[begin DATASET EXTRACT]

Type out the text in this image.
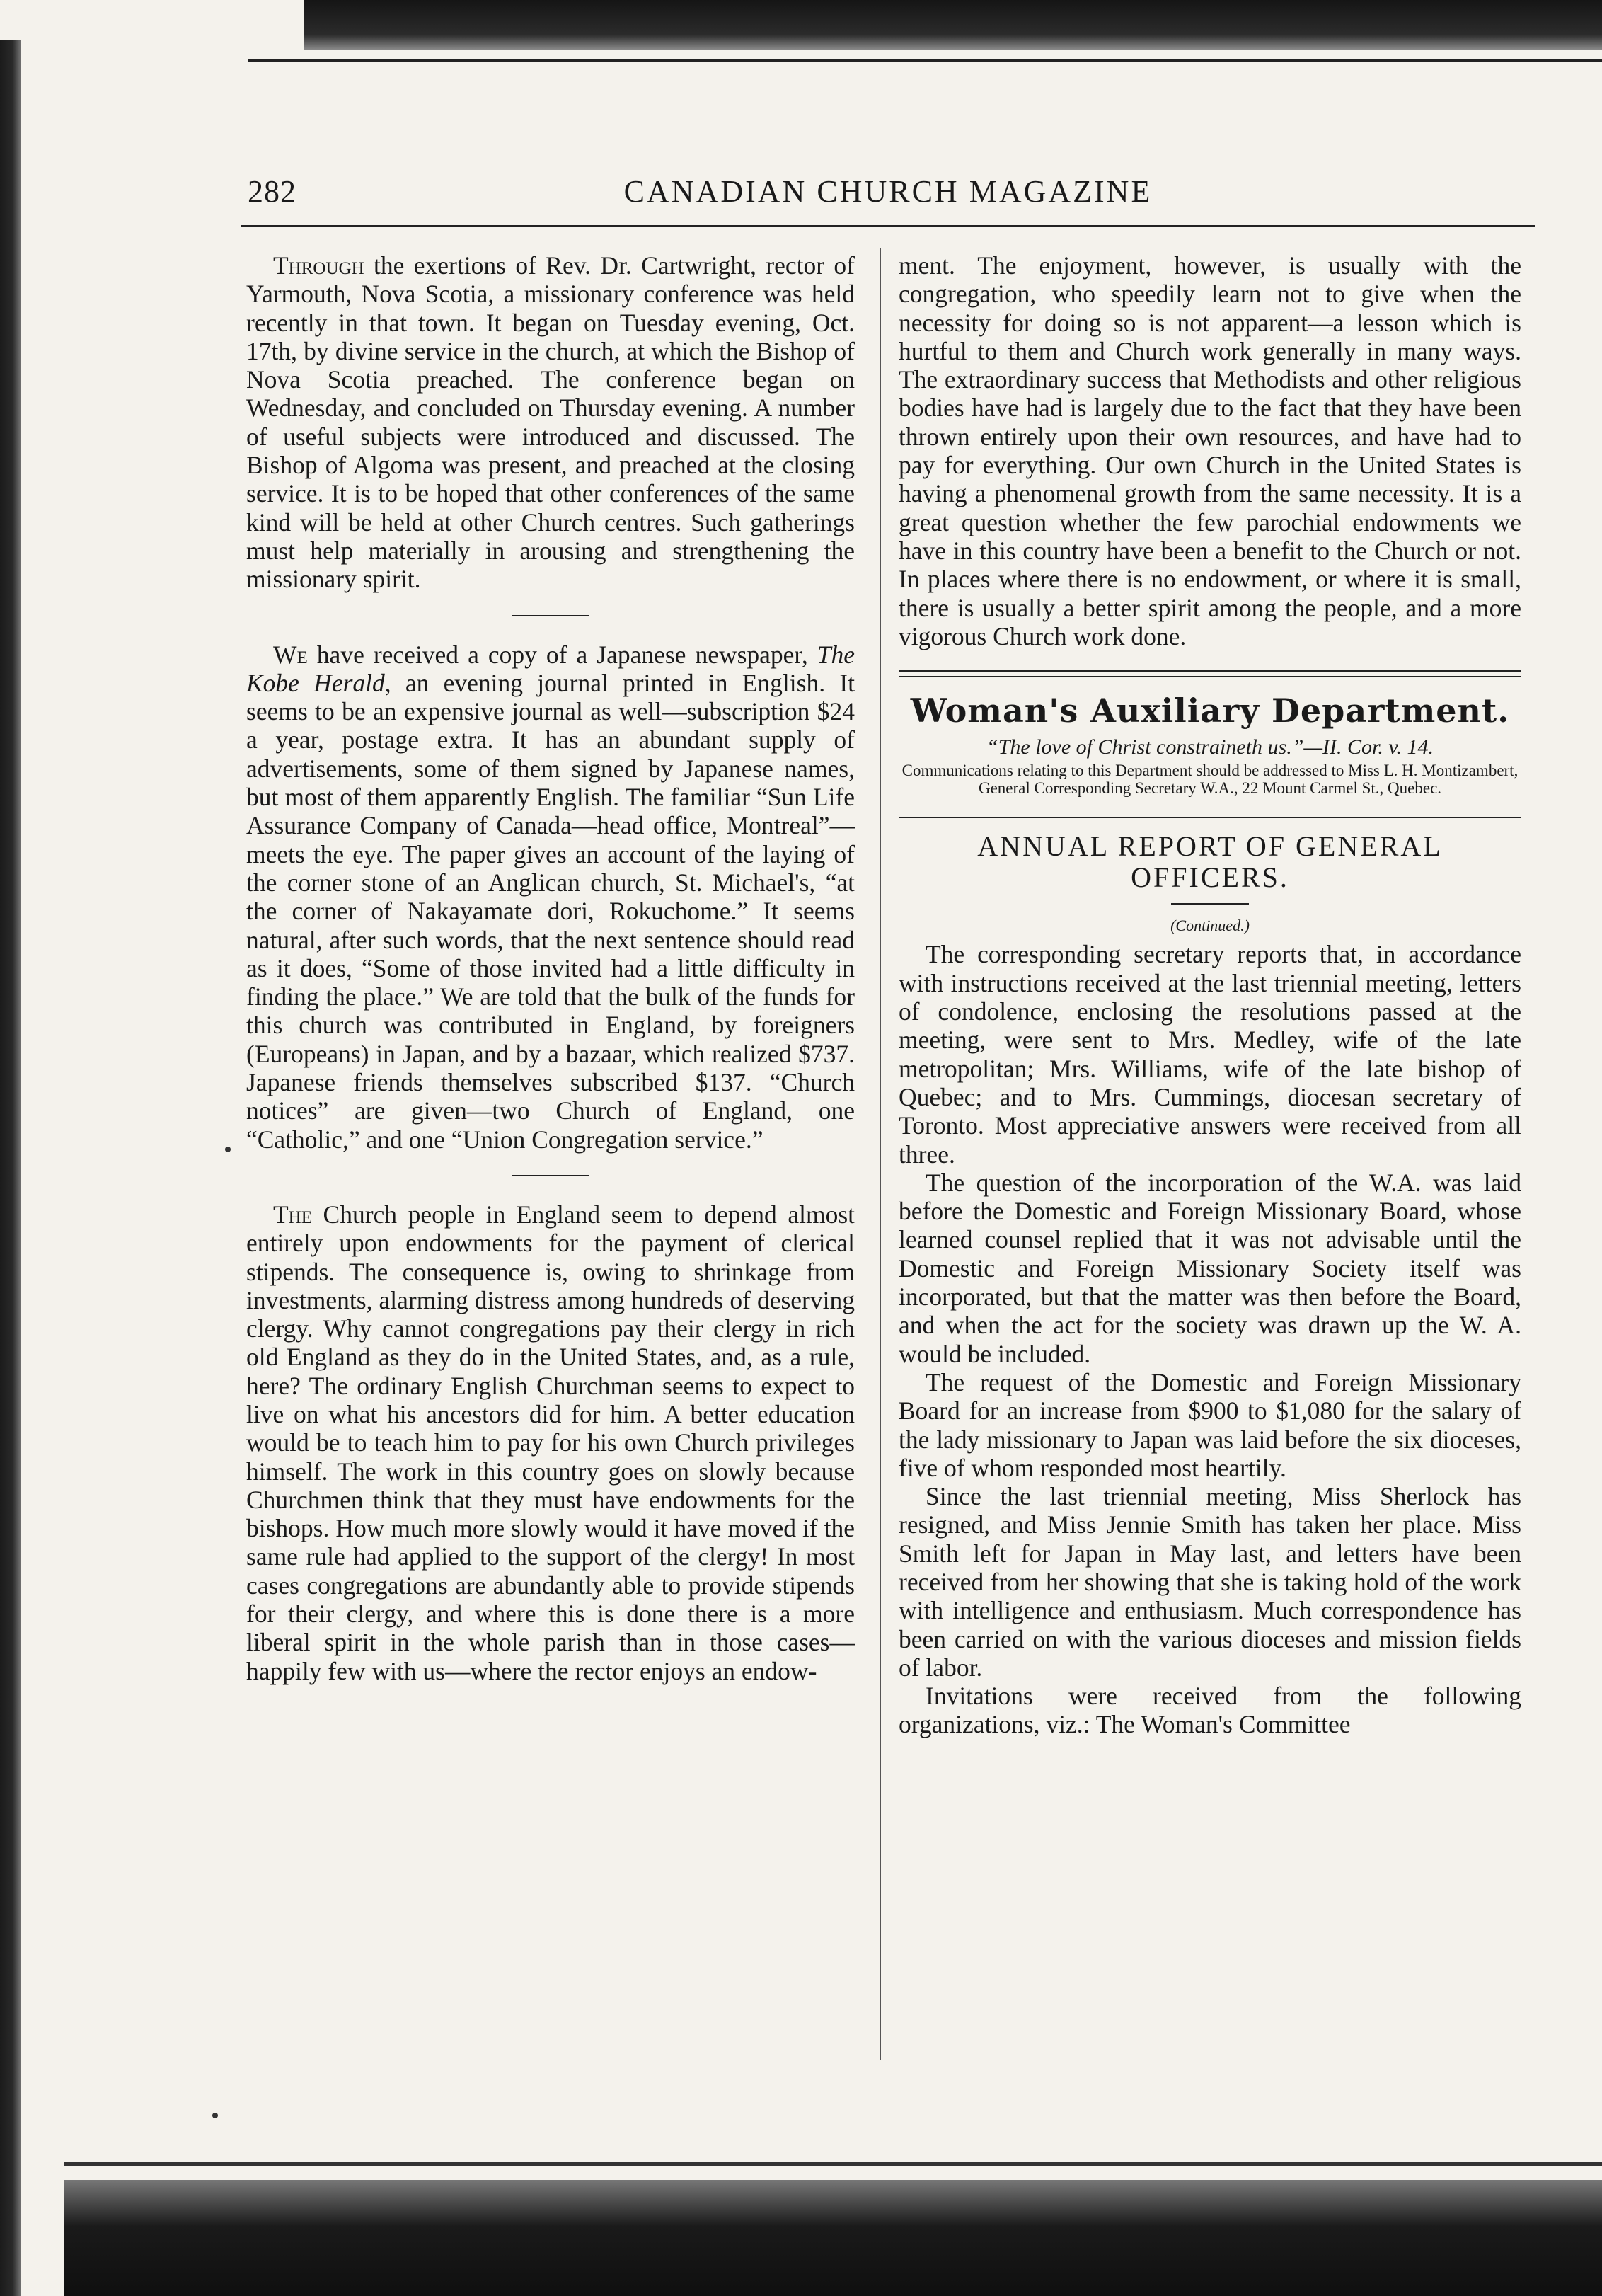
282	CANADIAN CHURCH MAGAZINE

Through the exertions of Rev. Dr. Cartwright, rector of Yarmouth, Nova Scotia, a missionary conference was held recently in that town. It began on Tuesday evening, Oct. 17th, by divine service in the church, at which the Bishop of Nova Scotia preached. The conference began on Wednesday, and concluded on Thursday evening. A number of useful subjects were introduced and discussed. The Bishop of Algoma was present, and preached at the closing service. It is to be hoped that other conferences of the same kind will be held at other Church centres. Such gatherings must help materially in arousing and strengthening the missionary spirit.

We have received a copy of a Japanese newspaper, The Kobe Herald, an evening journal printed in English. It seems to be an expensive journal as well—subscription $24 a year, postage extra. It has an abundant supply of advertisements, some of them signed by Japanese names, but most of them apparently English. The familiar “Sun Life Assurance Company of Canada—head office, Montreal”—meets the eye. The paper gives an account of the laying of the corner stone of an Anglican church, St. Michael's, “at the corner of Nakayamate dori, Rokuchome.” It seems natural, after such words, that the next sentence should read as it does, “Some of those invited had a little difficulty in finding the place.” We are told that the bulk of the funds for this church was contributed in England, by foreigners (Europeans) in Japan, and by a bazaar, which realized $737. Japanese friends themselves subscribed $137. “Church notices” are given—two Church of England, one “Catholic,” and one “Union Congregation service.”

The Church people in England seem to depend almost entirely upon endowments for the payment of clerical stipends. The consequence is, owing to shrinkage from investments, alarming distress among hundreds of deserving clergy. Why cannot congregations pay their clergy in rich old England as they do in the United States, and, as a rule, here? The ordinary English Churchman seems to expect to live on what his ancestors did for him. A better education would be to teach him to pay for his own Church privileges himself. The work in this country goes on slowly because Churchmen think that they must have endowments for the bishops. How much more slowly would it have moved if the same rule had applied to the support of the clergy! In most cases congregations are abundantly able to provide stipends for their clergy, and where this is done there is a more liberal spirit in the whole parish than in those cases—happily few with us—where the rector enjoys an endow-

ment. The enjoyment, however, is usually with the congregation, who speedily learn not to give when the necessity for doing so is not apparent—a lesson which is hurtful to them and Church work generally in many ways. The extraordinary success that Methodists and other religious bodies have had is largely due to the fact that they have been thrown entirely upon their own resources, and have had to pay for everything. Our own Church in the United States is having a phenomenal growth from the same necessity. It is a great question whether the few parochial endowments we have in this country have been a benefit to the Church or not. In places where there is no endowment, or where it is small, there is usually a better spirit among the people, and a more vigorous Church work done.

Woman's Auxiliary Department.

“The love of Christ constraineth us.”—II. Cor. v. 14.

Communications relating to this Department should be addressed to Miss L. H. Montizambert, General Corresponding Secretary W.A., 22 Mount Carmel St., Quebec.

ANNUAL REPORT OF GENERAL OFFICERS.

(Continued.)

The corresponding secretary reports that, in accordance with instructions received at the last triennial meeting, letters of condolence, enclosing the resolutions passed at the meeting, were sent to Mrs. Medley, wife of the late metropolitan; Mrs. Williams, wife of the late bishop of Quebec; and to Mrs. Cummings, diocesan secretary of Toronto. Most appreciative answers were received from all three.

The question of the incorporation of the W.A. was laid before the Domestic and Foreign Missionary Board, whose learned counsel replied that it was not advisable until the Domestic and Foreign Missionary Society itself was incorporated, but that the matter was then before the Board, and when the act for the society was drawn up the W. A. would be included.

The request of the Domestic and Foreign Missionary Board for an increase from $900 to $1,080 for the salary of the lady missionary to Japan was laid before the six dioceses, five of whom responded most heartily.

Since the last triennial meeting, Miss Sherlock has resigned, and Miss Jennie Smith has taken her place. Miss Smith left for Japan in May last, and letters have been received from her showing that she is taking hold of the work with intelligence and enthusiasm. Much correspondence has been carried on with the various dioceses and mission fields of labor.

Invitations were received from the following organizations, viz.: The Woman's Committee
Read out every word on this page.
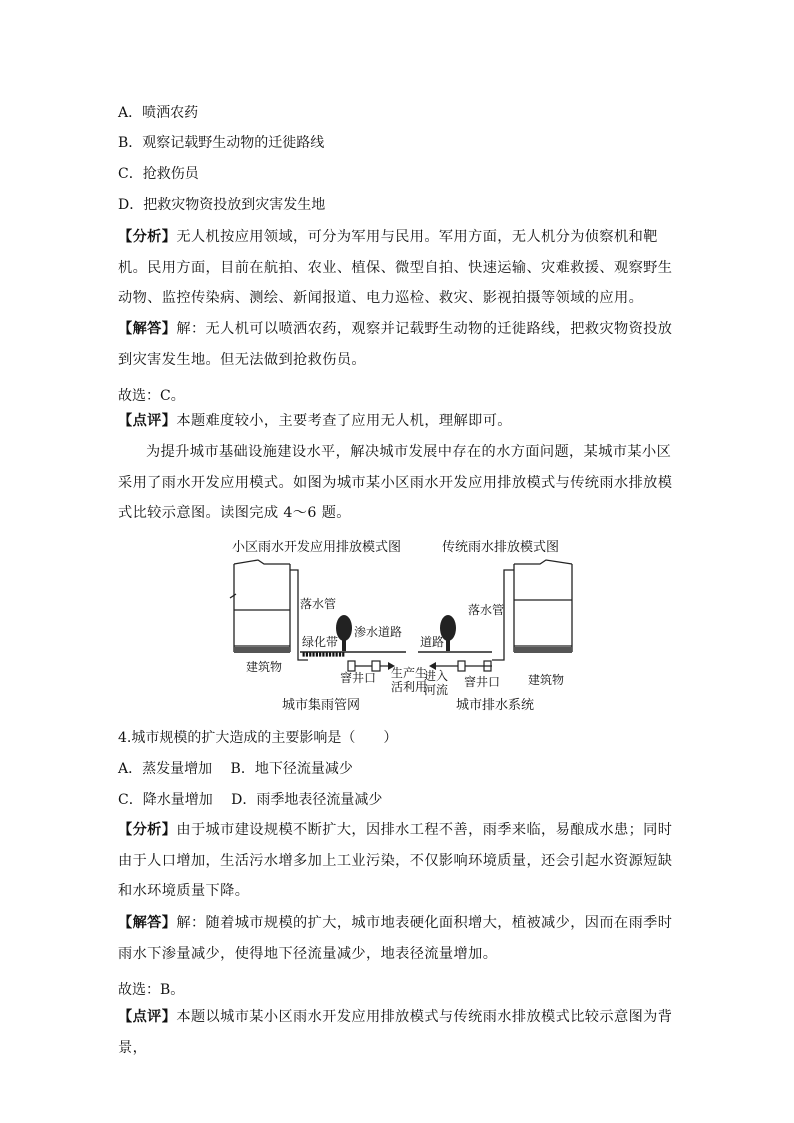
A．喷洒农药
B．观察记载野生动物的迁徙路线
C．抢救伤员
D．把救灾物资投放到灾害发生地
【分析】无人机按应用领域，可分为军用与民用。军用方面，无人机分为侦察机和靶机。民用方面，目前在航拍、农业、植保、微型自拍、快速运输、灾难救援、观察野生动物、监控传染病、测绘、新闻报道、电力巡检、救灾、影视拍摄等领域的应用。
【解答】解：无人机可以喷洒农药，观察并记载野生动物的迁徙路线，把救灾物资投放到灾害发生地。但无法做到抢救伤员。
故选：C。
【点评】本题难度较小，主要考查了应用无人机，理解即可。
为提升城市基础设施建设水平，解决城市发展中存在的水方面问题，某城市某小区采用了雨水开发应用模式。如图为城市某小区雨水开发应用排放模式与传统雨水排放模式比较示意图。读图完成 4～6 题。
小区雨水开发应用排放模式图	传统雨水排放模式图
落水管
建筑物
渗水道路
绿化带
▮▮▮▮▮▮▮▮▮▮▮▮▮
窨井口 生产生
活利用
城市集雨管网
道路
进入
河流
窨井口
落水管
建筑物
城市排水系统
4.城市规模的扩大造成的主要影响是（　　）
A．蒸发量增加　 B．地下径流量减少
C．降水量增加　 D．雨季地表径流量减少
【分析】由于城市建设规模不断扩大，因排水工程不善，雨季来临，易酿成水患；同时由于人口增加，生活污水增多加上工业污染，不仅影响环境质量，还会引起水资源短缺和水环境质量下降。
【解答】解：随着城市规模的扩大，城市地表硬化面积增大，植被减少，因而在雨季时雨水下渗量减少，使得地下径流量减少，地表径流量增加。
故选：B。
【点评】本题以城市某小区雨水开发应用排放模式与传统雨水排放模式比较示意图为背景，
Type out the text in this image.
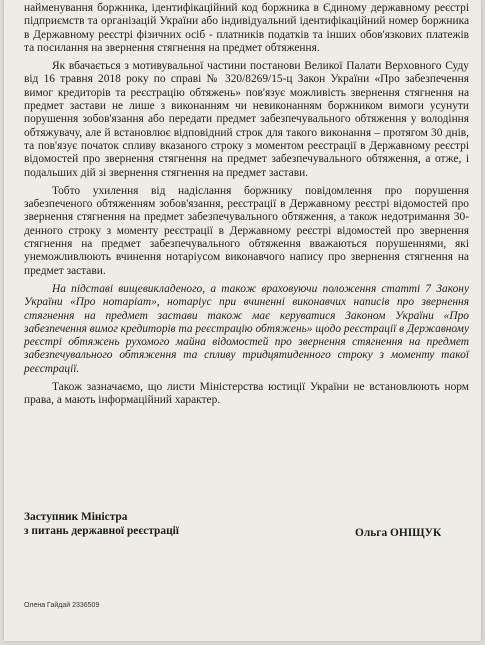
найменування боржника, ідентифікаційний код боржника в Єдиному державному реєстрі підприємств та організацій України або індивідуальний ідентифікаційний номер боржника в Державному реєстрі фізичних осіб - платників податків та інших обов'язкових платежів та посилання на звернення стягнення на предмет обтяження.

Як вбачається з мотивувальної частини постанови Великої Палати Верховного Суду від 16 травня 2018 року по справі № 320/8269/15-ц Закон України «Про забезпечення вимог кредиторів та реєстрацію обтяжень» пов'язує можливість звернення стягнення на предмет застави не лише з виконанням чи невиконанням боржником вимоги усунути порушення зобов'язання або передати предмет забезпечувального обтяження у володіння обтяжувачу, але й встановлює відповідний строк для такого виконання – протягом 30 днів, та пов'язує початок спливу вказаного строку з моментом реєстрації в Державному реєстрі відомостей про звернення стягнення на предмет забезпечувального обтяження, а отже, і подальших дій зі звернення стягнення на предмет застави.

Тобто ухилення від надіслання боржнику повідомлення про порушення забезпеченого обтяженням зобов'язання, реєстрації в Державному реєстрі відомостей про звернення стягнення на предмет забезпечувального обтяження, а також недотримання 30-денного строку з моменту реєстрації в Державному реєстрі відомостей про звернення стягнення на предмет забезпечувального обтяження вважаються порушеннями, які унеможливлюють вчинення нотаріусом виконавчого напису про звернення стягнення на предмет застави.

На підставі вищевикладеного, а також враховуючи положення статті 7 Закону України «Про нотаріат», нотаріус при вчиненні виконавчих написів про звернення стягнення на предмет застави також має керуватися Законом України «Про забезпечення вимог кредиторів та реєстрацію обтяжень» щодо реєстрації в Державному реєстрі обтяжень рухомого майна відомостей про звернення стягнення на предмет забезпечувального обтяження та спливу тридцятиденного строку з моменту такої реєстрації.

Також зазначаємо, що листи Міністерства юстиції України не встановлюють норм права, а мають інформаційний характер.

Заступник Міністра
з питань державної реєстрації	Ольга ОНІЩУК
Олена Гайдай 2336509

[end DATASET EXTRACT]

## [AIM OF THE EXERCISE]
Search the lines above for the string "Woman" and copy each line that has it.

## [SOLUTION]
Woman's Auxiliary Department.
Invitations were received from the following organizations, viz.: The Woman's Committee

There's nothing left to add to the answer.